Task statement
Repeat the entries below exactly as they appear, with no pictures.

Listed records

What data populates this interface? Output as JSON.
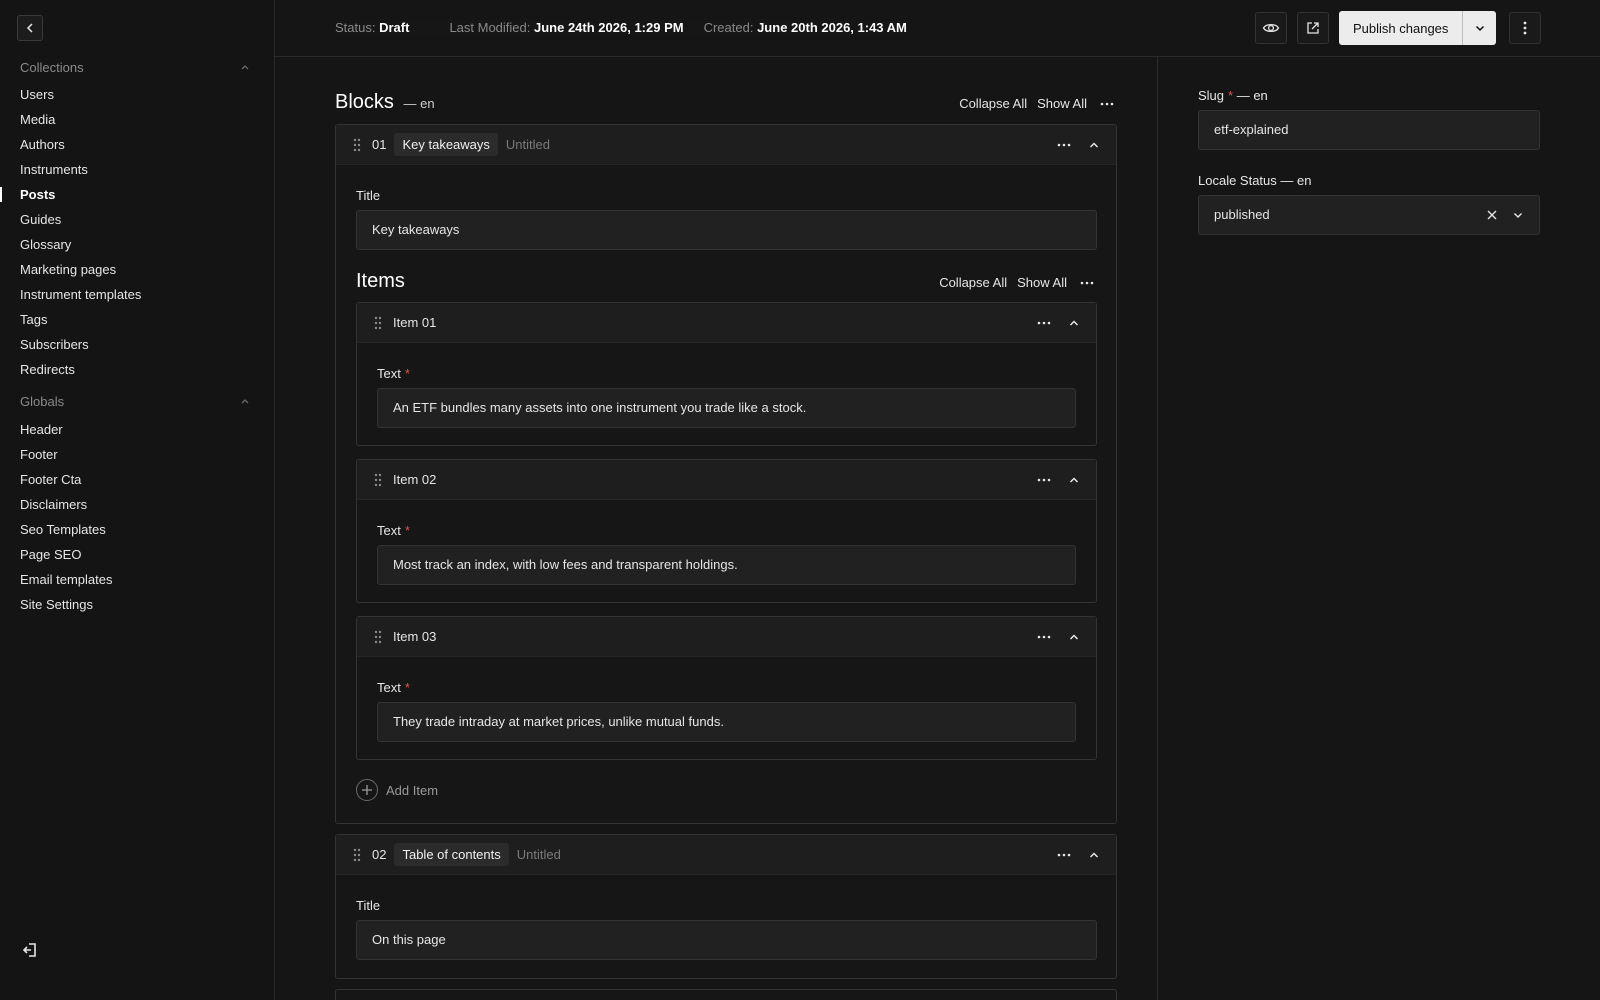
{
  "topbar": {
    "status_label": "Status:",
    "status_value": "Draft",
    "modified_label": "Last Modified:",
    "modified_value": "June 24th 2026, 1:29 PM",
    "created_label": "Created:",
    "created_value": "June 20th 2026, 1:43 AM",
    "publish_label": "Publish changes",
    "icons": [
      "eye-icon",
      "external-link-icon",
      "chevron-down-icon",
      "vertical-dots-icon"
    ]
  },
  "sidebar": {
    "collections_label": "Collections",
    "collections": [
      {
        "label": "Users",
        "active": false
      },
      {
        "label": "Media",
        "active": false
      },
      {
        "label": "Authors",
        "active": false
      },
      {
        "label": "Instruments",
        "active": false
      },
      {
        "label": "Posts",
        "active": true
      },
      {
        "label": "Guides",
        "active": false
      },
      {
        "label": "Glossary",
        "active": false
      },
      {
        "label": "Marketing pages",
        "active": false
      },
      {
        "label": "Instrument templates",
        "active": false
      },
      {
        "label": "Tags",
        "active": false
      },
      {
        "label": "Subscribers",
        "active": false
      },
      {
        "label": "Redirects",
        "active": false
      }
    ],
    "globals_label": "Globals",
    "globals": [
      {
        "label": "Header"
      },
      {
        "label": "Footer"
      },
      {
        "label": "Footer Cta"
      },
      {
        "label": "Disclaimers"
      },
      {
        "label": "Seo Templates"
      },
      {
        "label": "Page SEO"
      },
      {
        "label": "Email templates"
      },
      {
        "label": "Site Settings"
      }
    ]
  },
  "blocks": {
    "title": "Blocks",
    "locale": "— en",
    "collapse_all": "Collapse All",
    "show_all": "Show All",
    "list": [
      {
        "num": "01",
        "tag": "Key takeaways",
        "untitled": "Untitled",
        "title_label": "Title",
        "title_value": "Key takeaways",
        "items_title": "Items",
        "items": [
          {
            "label": "Item 01",
            "text_label": "Text",
            "text_value": "An ETF bundles many assets into one instrument you trade like a stock."
          },
          {
            "label": "Item 02",
            "text_label": "Text",
            "text_value": "Most track an index, with low fees and transparent holdings."
          },
          {
            "label": "Item 03",
            "text_label": "Text",
            "text_value": "They trade intraday at market prices, unlike mutual funds."
          }
        ],
        "add_item": "Add Item"
      },
      {
        "num": "02",
        "tag": "Table of contents",
        "untitled": "Untitled",
        "title_label": "Title",
        "title_value": "On this page"
      }
    ]
  },
  "right": {
    "slug_label": "Slug",
    "slug_locale": "— en",
    "slug_value": "etf-explained",
    "locale_status_label": "Locale Status",
    "locale_status_locale": "— en",
    "locale_status_value": "published"
  }
}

Task result
What data populates this interface? Output as JSON.
{
  "topbar": {
    "status_label": "Status:",
    "status_value": "Draft",
    "modified_label": "Last Modified:",
    "modified_value": "June 24th 2026, 1:29 PM",
    "created_label": "Created:",
    "created_value": "June 20th 2026, 1:43 AM",
    "publish_label": "Publish changes",
    "icons": [
      "eye-icon",
      "external-link-icon",
      "chevron-down-icon",
      "vertical-dots-icon"
    ]
  },
  "sidebar": {
    "collections_label": "Collections",
    "collections": [
      {
        "label": "Users",
        "active": false
      },
      {
        "label": "Media",
        "active": false
      },
      {
        "label": "Authors",
        "active": false
      },
      {
        "label": "Instruments",
        "active": false
      },
      {
        "label": "Posts",
        "active": true
      },
      {
        "label": "Guides",
        "active": false
      },
      {
        "label": "Glossary",
        "active": false
      },
      {
        "label": "Marketing pages",
        "active": false
      },
      {
        "label": "Instrument templates",
        "active": false
      },
      {
        "label": "Tags",
        "active": false
      },
      {
        "label": "Subscribers",
        "active": false
      },
      {
        "label": "Redirects",
        "active": false
      }
    ],
    "globals_label": "Globals",
    "globals": [
      {
        "label": "Header"
      },
      {
        "label": "Footer"
      },
      {
        "label": "Footer Cta"
      },
      {
        "label": "Disclaimers"
      },
      {
        "label": "Seo Templates"
      },
      {
        "label": "Page SEO"
      },
      {
        "label": "Email templates"
      },
      {
        "label": "Site Settings"
      }
    ]
  },
  "blocks": {
    "title": "Blocks",
    "locale": "— en",
    "collapse_all": "Collapse All",
    "show_all": "Show All",
    "list": [
      {
        "num": "01",
        "tag": "Key takeaways",
        "untitled": "Untitled",
        "title_label": "Title",
        "title_value": "Key takeaways",
        "items_title": "Items",
        "items": [
          {
            "label": "Item 01",
            "text_label": "Text",
            "text_value": "An ETF bundles many assets into one instrument you trade like a stock."
          },
          {
            "label": "Item 02",
            "text_label": "Text",
            "text_value": "Most track an index, with low fees and transparent holdings."
          },
          {
            "label": "Item 03",
            "text_label": "Text",
            "text_value": "They trade intraday at market prices, unlike mutual funds."
          }
        ],
        "add_item": "Add Item"
      },
      {
        "num": "02",
        "tag": "Table of contents",
        "untitled": "Untitled",
        "title_label": "Title",
        "title_value": "On this page"
      }
    ]
  },
  "right": {
    "slug_label": "Slug",
    "slug_locale": "— en",
    "slug_value": "etf-explained",
    "locale_status_label": "Locale Status",
    "locale_status_locale": "— en",
    "locale_status_value": "published"
  }
}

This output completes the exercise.